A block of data

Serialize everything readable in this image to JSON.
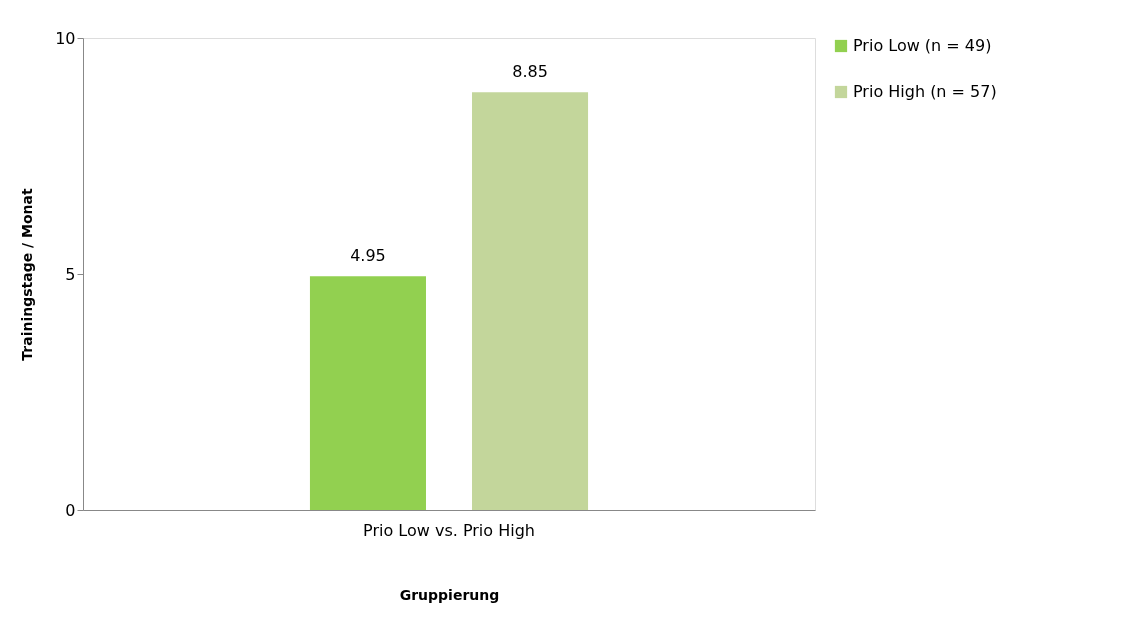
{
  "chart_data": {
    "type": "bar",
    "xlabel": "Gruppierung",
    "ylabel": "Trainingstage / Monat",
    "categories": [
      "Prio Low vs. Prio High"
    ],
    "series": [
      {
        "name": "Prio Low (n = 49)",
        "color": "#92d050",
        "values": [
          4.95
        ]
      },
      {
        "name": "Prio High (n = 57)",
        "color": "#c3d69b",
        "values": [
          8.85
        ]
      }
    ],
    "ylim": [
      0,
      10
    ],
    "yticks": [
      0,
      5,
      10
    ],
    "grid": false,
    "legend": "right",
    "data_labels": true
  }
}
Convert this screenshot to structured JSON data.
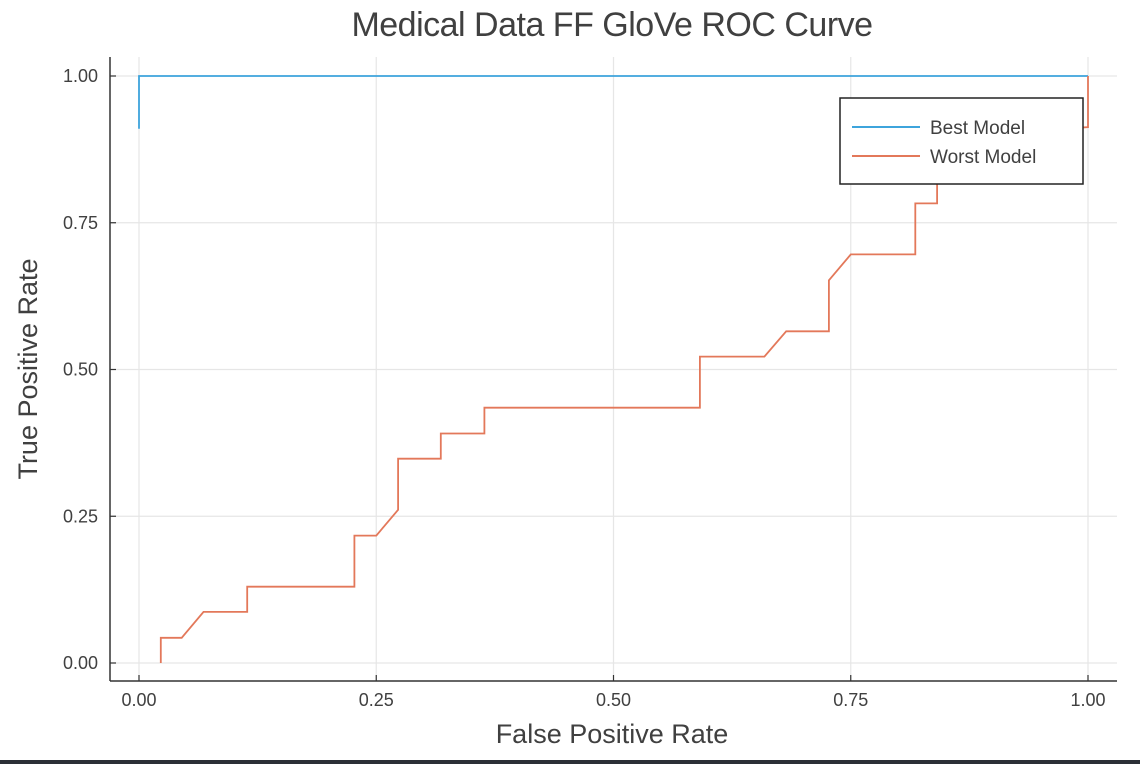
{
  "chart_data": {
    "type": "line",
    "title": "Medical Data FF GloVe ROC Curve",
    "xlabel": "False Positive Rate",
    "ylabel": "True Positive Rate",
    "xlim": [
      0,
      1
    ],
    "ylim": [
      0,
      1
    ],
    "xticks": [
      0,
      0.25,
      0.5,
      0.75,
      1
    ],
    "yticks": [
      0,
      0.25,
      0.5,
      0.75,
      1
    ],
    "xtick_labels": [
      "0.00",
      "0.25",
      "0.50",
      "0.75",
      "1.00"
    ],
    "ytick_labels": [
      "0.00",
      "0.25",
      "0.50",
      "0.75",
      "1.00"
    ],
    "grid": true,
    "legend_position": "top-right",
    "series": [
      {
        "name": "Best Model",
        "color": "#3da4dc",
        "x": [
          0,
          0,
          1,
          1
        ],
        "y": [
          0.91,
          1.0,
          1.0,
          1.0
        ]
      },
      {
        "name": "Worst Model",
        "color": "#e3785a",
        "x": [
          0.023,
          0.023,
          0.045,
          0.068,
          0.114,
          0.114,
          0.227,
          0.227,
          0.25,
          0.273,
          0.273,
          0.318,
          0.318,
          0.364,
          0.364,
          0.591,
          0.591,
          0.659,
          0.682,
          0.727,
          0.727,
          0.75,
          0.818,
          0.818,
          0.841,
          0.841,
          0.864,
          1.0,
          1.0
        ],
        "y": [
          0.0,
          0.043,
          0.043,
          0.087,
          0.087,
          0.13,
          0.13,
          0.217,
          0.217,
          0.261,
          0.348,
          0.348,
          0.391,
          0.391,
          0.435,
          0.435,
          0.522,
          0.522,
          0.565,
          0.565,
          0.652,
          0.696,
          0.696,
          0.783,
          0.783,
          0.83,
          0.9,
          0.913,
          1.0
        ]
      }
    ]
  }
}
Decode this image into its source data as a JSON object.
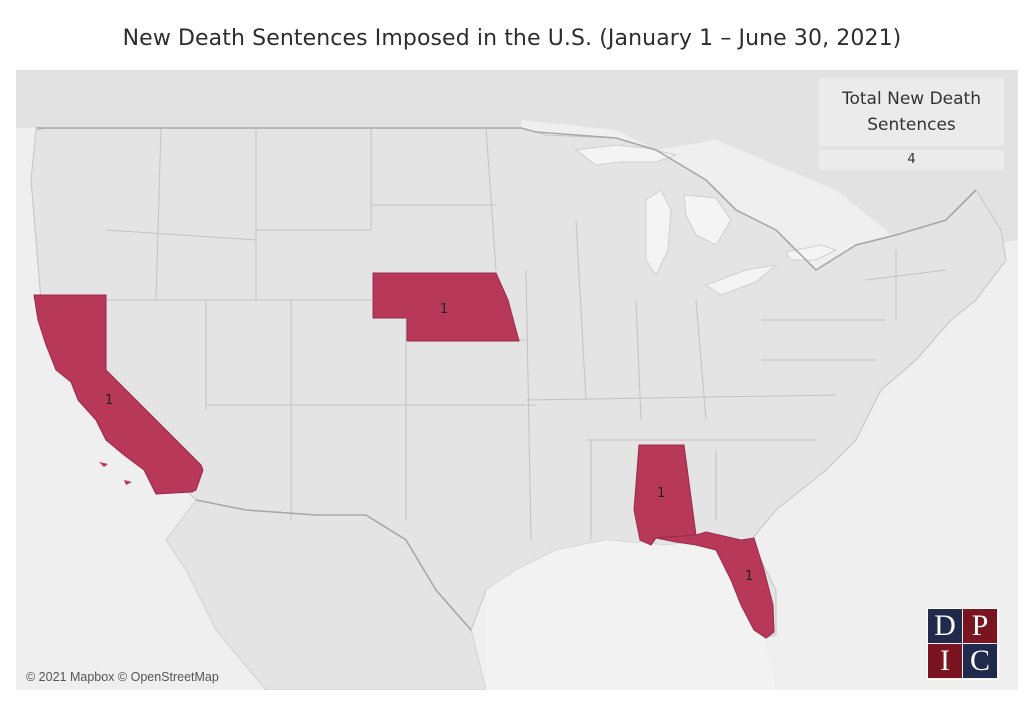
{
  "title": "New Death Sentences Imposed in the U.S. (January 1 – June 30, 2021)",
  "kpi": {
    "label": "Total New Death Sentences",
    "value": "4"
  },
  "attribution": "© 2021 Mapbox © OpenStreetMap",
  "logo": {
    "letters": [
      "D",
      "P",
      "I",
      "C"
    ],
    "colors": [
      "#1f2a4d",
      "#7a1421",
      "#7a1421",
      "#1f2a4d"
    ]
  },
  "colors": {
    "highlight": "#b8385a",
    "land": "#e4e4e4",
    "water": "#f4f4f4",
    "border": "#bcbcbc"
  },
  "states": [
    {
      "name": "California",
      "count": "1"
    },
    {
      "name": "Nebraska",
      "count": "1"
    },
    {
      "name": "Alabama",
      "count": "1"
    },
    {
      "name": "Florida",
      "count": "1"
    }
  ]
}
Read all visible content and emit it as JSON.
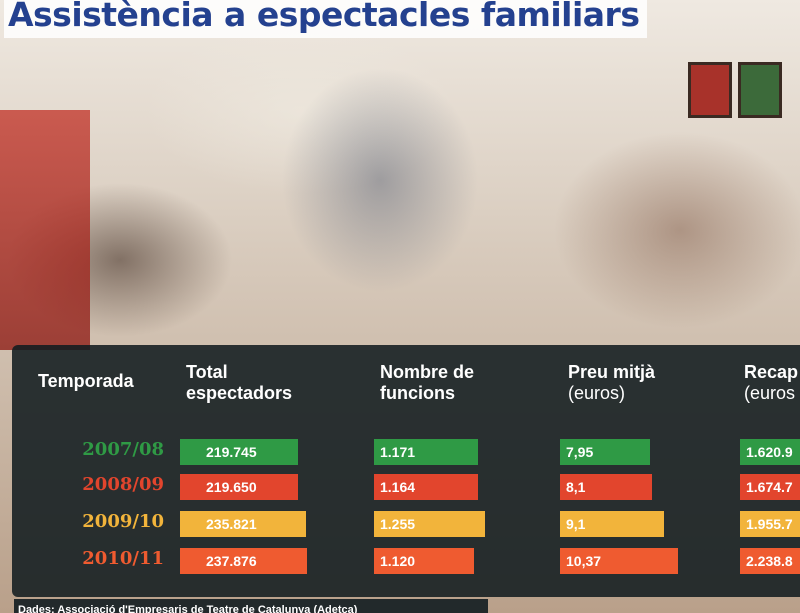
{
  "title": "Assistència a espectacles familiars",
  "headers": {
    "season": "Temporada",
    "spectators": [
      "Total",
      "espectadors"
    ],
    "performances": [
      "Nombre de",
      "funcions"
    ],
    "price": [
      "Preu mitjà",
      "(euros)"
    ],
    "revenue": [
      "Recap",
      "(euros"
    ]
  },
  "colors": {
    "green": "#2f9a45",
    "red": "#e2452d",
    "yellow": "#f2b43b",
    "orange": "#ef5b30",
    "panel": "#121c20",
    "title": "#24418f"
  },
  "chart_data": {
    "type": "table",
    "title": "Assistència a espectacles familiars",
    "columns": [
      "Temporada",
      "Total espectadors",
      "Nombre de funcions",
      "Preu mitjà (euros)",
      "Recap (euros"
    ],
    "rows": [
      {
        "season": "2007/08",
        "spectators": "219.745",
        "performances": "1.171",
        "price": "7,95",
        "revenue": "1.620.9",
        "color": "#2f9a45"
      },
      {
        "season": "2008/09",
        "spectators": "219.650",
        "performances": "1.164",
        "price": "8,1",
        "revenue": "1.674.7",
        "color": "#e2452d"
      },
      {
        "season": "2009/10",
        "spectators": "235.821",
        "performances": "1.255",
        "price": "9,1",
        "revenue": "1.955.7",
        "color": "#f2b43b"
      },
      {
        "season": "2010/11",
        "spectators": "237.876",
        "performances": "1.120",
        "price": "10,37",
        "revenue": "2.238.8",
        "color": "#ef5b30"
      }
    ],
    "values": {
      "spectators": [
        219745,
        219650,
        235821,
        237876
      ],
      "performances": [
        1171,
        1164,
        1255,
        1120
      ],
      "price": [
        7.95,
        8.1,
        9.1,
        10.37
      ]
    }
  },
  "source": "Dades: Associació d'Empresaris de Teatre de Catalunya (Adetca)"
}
...
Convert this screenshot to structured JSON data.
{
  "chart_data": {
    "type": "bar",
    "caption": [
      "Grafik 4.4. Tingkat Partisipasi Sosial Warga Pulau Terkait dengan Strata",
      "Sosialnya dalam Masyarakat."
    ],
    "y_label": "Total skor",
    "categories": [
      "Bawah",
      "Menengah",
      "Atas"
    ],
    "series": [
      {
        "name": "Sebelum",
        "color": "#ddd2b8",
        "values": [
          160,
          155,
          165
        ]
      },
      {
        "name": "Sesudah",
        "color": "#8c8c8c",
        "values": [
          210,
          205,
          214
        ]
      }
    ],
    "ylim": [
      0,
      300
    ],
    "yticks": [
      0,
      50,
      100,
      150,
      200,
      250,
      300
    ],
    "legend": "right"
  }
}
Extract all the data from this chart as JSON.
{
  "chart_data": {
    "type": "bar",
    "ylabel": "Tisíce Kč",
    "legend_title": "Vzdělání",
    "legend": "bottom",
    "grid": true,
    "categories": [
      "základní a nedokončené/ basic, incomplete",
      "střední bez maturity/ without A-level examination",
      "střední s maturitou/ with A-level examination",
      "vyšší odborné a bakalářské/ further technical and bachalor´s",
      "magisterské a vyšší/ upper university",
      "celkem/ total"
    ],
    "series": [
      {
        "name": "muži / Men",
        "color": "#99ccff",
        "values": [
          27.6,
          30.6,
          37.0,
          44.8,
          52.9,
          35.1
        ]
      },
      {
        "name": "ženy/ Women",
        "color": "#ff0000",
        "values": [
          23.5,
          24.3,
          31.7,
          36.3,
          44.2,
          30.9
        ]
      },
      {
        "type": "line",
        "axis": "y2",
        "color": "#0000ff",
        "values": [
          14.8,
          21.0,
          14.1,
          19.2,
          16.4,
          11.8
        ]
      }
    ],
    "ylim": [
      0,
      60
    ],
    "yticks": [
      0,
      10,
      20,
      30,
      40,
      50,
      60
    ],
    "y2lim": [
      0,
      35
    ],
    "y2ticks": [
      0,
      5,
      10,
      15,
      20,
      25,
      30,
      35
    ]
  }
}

PROBLEM TO SOLVE »
Extract, from the material above, each line holding the word "JSON".

THE ANSWER »
Serialize everything readable in this image to JSON.
Convert this screenshot to structured JSON data.
Decode this image into its source data as a JSON object.
Read all visible content and emit it as JSON.
Convert this screenshot to structured JSON data.
Extract all the data from this chart as JSON.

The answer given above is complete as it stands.